» Given records
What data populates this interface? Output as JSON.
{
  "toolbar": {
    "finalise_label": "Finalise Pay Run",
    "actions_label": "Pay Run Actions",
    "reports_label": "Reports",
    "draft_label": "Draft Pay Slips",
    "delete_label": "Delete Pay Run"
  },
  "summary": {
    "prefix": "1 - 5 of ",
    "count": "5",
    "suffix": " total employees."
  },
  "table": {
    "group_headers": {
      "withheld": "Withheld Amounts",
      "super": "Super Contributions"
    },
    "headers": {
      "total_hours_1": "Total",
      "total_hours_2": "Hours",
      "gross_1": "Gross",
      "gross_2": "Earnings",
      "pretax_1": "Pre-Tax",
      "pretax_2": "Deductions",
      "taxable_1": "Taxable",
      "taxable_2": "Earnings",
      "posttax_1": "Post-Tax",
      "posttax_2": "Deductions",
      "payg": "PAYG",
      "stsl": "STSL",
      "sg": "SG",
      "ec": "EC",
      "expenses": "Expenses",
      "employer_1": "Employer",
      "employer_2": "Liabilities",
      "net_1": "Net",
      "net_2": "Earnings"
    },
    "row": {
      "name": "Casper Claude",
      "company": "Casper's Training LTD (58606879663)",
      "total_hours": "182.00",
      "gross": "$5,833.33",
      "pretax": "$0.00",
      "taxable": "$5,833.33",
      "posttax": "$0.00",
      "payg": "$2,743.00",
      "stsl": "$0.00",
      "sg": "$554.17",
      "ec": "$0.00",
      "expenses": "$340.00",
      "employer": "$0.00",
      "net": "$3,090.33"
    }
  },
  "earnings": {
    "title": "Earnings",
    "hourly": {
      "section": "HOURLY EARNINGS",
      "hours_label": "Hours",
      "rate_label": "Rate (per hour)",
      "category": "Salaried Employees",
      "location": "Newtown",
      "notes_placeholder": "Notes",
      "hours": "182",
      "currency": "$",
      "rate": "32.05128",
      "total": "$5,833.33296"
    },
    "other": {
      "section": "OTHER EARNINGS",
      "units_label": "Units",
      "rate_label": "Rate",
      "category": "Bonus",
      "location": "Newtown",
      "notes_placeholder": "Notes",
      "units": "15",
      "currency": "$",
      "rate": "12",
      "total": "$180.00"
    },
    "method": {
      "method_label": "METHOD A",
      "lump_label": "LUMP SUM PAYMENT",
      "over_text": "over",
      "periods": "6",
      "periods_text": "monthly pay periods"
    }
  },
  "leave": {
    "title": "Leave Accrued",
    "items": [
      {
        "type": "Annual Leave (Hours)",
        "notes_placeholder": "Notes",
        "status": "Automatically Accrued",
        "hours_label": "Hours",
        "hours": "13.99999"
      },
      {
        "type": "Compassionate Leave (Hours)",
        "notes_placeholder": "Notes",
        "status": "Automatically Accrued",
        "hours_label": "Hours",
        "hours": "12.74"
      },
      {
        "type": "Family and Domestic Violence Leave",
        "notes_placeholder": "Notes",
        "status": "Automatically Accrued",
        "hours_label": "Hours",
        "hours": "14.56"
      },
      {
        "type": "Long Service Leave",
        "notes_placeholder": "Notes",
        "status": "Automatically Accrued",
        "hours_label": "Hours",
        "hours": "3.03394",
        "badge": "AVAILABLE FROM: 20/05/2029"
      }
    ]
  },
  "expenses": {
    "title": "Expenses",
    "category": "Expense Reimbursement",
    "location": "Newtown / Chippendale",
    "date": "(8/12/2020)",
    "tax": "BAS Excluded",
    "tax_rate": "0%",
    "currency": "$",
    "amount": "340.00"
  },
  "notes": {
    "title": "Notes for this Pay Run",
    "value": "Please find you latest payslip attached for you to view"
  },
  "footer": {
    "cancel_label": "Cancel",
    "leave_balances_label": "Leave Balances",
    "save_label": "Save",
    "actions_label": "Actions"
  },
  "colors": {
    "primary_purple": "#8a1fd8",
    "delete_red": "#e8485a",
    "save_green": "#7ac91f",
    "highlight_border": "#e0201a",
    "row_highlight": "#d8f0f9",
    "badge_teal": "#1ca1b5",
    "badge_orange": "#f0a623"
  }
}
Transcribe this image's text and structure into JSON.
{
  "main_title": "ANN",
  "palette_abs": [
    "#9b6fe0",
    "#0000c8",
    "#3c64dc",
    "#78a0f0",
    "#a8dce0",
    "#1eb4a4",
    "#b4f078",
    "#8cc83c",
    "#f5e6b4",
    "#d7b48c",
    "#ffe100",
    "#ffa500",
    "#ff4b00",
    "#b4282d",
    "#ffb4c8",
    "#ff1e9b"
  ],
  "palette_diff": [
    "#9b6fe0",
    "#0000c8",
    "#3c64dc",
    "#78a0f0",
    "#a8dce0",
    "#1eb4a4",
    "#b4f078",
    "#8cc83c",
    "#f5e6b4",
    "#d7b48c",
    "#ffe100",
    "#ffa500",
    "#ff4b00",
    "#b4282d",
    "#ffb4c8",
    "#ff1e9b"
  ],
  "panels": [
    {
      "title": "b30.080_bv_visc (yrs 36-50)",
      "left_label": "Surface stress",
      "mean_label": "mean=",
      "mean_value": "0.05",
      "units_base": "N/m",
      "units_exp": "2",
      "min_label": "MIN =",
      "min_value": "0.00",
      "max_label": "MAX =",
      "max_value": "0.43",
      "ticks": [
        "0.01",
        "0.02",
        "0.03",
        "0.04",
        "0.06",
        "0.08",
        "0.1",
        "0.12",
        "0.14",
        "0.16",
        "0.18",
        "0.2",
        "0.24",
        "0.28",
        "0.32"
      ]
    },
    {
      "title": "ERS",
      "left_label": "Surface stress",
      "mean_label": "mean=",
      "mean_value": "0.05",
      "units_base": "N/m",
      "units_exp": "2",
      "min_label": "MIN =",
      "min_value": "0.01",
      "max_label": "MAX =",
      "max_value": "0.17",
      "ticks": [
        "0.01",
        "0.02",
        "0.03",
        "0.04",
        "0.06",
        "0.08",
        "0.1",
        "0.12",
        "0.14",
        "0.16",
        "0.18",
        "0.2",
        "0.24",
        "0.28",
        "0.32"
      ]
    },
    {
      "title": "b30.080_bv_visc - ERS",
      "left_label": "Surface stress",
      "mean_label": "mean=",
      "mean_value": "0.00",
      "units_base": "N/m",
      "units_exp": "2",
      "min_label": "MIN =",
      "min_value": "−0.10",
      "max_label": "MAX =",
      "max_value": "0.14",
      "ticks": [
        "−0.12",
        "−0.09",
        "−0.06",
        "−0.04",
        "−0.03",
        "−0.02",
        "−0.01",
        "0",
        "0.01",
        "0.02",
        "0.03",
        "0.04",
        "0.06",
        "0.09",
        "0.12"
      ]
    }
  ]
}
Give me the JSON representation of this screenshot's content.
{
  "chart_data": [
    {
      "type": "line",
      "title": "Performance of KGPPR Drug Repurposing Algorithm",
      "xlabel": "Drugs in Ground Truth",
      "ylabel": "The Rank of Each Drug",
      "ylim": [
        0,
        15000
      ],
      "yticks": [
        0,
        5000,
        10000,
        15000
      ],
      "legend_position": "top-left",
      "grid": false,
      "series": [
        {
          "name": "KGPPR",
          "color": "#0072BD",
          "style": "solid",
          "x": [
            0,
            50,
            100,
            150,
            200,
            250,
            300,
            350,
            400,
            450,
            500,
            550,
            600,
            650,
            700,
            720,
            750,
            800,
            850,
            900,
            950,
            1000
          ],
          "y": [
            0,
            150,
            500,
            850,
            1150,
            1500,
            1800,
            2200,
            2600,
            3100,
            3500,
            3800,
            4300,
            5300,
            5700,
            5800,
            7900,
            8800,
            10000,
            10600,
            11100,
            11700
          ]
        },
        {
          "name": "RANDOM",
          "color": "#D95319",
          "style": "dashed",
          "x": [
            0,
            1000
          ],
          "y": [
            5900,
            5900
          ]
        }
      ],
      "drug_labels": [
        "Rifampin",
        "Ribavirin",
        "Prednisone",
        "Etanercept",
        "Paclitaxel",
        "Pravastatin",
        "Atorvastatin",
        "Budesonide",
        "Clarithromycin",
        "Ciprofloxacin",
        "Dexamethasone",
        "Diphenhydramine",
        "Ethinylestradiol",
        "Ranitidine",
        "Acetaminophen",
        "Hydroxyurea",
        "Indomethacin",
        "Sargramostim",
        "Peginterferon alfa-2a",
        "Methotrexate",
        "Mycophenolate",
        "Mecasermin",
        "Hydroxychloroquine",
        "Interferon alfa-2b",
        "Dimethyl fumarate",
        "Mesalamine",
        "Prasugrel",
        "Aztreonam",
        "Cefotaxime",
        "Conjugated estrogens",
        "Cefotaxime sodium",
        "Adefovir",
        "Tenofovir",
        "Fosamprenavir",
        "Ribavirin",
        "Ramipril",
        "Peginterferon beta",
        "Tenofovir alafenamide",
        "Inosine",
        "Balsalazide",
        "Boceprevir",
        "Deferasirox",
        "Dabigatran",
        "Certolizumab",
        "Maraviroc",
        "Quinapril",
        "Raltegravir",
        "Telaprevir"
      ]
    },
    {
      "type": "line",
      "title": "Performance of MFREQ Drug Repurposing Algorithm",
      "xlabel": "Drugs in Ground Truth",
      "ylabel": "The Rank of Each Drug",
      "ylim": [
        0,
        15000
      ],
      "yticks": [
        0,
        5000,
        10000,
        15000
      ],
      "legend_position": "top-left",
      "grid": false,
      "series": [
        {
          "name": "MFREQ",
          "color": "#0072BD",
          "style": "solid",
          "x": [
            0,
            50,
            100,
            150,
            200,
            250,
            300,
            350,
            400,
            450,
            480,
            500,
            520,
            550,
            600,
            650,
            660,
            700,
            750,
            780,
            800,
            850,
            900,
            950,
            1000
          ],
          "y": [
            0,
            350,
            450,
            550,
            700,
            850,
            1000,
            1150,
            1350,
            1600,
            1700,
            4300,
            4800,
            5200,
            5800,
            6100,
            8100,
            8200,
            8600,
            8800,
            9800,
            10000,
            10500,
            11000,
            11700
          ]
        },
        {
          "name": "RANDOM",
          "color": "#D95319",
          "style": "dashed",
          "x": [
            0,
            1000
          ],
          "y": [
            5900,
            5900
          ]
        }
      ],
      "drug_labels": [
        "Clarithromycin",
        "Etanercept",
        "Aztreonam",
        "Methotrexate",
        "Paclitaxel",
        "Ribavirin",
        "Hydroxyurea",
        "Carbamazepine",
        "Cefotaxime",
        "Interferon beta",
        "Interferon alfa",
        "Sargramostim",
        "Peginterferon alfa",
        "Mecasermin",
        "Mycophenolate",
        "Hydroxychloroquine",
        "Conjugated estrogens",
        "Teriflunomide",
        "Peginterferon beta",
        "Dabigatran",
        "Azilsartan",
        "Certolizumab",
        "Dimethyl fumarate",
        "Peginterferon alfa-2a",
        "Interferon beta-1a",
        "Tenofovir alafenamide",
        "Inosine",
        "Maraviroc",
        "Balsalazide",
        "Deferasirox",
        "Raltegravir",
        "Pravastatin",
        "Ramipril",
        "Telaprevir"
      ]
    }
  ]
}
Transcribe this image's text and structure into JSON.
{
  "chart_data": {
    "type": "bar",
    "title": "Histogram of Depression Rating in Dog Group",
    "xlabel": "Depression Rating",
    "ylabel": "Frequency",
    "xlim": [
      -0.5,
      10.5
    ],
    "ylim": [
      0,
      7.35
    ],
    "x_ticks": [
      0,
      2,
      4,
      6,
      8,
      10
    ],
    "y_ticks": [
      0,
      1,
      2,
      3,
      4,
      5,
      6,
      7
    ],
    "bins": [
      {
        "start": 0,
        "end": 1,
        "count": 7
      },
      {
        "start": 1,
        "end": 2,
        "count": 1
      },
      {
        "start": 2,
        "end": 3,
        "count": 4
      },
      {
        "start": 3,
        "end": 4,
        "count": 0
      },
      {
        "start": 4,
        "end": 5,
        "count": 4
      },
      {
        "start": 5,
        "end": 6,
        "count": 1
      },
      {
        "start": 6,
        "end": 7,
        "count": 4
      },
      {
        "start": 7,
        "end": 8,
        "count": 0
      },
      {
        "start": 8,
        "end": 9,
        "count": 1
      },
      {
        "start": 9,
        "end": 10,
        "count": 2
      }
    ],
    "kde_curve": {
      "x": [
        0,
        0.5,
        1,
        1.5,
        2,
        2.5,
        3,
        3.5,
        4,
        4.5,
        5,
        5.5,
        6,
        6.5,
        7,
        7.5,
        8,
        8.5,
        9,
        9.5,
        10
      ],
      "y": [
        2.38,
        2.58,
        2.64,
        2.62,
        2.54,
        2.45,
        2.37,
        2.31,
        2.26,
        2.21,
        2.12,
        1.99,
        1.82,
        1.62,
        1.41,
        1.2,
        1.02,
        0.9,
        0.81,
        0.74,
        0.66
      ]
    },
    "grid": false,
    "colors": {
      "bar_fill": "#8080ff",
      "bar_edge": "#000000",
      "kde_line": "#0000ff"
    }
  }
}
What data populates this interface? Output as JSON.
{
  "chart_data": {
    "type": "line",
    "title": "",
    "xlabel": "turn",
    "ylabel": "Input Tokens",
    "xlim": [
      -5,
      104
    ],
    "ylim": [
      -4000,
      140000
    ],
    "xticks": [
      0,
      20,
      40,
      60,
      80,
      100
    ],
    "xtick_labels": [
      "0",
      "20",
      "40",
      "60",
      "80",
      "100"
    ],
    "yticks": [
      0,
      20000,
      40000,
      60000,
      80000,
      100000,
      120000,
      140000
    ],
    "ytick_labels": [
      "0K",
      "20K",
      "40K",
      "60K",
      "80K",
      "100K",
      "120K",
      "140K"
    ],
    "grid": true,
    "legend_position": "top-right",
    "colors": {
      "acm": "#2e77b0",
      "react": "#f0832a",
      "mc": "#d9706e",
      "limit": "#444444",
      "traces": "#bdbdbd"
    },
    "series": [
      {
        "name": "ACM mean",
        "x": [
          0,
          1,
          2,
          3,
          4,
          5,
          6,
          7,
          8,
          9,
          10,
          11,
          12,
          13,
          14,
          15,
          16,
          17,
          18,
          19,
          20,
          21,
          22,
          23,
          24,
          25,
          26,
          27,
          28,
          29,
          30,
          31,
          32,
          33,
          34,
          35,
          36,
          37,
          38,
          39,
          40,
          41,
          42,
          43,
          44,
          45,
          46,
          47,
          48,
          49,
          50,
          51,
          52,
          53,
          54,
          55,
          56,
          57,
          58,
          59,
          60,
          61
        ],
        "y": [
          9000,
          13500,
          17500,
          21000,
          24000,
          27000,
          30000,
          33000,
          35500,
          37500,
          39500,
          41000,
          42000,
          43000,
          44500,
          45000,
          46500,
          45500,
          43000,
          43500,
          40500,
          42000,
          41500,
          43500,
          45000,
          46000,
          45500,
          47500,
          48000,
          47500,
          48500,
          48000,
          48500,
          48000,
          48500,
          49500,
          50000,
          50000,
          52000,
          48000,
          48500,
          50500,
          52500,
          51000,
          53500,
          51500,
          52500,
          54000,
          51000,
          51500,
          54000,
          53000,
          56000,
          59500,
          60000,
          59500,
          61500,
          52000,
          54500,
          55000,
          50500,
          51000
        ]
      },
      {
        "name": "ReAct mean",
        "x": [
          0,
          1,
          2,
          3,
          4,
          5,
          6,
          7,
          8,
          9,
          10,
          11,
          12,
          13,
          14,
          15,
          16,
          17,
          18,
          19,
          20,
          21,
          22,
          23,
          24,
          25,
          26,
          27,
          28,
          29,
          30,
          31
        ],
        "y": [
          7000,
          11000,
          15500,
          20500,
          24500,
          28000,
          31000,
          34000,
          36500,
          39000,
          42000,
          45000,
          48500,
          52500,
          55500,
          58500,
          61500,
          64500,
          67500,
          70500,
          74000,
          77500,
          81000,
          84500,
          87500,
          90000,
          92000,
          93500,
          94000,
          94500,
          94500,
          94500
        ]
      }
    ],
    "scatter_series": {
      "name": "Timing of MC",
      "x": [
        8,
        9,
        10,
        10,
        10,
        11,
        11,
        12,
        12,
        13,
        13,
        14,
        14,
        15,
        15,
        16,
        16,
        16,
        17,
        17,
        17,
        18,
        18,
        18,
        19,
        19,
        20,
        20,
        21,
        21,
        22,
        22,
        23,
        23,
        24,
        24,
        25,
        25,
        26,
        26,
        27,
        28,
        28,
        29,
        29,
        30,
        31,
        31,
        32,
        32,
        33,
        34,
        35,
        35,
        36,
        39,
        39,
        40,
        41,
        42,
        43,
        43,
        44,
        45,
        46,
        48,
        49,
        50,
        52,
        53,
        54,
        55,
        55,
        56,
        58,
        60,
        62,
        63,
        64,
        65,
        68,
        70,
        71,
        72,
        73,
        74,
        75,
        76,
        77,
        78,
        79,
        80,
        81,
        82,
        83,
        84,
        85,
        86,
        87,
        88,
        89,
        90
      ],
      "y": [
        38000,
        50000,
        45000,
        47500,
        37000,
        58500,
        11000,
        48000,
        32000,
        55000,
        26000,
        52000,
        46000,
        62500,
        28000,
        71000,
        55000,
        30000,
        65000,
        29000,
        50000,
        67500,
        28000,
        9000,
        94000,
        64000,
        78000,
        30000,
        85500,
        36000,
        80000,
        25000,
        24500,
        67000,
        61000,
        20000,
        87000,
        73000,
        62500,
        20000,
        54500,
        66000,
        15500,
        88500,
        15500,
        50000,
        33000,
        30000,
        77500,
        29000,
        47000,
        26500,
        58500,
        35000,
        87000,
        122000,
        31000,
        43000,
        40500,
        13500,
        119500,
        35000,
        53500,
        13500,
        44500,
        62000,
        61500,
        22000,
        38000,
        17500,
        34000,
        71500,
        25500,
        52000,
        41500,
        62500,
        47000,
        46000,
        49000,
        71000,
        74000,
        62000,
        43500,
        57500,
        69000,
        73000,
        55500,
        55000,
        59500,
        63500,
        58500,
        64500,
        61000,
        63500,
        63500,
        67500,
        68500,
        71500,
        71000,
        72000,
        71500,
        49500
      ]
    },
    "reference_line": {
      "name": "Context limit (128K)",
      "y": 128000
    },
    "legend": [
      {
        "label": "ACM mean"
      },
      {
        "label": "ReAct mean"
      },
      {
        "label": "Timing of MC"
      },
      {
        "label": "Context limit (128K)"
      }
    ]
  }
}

» Brief
Note every line above where the string "alfa" shows up, and copy those lines.

» Exercise answer
        "Peginterferon alfa-2a",
        "Interferon alfa-2b",
        "Interferon alfa",
        "Peginterferon alfa",
        "Peginterferon alfa-2a",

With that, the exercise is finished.